== Brief ==
State how many lines contain the string "placeholder", and write nothing else.
## BEGIN Dataset content
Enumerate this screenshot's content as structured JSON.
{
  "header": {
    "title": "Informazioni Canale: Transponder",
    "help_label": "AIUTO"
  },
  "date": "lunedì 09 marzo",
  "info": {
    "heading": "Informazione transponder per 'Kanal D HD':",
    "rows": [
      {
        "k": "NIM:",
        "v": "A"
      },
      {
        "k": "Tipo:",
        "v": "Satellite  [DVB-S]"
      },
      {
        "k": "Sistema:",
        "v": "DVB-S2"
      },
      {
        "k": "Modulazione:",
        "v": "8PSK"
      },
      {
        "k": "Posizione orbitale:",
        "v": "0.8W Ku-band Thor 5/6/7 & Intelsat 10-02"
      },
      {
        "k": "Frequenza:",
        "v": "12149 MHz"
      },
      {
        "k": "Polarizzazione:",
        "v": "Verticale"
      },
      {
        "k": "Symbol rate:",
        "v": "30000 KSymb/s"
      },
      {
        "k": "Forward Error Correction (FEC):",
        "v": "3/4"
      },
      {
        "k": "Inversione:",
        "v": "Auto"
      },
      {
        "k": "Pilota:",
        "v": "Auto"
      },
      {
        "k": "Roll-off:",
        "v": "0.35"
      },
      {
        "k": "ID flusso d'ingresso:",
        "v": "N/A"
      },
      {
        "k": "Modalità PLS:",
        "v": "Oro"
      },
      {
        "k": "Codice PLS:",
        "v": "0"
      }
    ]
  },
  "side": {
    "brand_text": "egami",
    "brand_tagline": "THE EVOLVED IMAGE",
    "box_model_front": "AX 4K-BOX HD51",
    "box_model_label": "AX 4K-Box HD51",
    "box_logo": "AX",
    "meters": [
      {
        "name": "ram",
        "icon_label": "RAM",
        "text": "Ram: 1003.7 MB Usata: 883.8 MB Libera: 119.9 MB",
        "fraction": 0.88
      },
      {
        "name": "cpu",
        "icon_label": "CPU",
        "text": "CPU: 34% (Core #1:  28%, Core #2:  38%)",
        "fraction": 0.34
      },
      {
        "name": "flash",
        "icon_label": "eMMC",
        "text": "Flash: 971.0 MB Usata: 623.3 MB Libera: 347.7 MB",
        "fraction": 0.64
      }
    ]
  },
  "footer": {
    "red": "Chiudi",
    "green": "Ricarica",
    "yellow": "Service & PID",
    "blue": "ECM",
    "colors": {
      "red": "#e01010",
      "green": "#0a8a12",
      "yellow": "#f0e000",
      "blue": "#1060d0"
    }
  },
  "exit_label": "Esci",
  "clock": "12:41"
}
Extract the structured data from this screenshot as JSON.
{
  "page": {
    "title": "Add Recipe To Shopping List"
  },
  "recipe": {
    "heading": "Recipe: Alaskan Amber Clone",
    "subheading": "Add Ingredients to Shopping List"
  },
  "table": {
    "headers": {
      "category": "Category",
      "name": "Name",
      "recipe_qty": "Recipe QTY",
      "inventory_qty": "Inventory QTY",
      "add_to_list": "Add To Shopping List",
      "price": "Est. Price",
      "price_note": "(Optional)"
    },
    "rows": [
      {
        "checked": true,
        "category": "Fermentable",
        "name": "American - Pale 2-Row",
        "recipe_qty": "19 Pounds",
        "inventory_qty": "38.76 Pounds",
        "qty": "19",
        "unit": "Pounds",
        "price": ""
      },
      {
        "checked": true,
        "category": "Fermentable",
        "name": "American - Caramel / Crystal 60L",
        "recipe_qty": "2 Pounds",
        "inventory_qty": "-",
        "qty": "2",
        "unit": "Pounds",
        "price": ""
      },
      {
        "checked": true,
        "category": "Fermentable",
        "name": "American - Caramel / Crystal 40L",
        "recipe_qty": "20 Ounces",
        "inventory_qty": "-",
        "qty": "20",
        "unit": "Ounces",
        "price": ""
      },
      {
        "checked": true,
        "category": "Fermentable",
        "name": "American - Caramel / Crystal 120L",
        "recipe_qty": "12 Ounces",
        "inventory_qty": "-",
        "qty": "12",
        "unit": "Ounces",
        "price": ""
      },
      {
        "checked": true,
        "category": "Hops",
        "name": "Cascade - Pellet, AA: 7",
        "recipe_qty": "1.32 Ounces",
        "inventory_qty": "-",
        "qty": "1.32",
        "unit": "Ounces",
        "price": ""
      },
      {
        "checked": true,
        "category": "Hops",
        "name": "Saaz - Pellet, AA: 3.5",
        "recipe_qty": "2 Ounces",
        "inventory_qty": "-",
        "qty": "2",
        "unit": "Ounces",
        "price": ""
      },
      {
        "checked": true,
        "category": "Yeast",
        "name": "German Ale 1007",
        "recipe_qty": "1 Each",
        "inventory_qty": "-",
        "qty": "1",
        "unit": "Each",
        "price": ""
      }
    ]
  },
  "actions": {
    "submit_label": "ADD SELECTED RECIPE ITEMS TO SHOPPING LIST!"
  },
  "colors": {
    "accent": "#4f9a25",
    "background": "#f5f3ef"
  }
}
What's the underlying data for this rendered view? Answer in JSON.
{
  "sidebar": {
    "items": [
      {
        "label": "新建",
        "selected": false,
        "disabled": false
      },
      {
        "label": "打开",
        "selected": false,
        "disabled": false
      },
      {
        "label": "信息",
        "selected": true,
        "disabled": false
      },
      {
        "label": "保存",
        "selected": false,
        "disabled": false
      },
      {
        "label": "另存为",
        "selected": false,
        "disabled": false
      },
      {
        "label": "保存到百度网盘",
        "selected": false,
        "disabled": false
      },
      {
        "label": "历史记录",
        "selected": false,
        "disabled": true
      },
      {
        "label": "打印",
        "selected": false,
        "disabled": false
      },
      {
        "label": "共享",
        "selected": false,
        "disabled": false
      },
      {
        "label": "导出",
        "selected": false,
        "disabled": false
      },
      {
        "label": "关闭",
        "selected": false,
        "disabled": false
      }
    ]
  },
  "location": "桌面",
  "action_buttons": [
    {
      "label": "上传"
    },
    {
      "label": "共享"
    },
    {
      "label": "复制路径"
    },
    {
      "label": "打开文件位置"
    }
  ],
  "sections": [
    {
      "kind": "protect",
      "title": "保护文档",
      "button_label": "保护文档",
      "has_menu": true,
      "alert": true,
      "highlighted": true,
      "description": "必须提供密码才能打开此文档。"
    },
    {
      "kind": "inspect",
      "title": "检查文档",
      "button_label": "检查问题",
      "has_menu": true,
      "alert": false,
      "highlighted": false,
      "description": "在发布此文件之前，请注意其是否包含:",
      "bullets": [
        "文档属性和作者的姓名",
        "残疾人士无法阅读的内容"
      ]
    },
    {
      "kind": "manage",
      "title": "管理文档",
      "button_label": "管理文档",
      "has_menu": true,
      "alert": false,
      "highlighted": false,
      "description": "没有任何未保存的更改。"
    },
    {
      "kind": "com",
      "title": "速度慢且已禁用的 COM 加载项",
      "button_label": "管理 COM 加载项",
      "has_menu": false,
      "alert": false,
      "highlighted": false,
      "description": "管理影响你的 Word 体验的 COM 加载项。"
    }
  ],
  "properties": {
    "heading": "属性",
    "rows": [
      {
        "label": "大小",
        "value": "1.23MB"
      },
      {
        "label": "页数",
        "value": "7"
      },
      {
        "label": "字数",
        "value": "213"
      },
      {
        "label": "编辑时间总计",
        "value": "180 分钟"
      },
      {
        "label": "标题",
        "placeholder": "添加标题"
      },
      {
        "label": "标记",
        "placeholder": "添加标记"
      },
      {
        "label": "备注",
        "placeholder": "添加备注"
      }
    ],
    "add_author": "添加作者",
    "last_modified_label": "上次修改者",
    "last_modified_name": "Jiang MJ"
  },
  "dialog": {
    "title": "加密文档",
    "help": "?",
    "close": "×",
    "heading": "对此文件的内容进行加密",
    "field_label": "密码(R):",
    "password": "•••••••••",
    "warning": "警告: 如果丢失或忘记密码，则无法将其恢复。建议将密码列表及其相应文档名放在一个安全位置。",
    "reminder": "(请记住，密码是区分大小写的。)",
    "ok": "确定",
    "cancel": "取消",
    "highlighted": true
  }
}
## END Dataset content
== Result of the task ==
3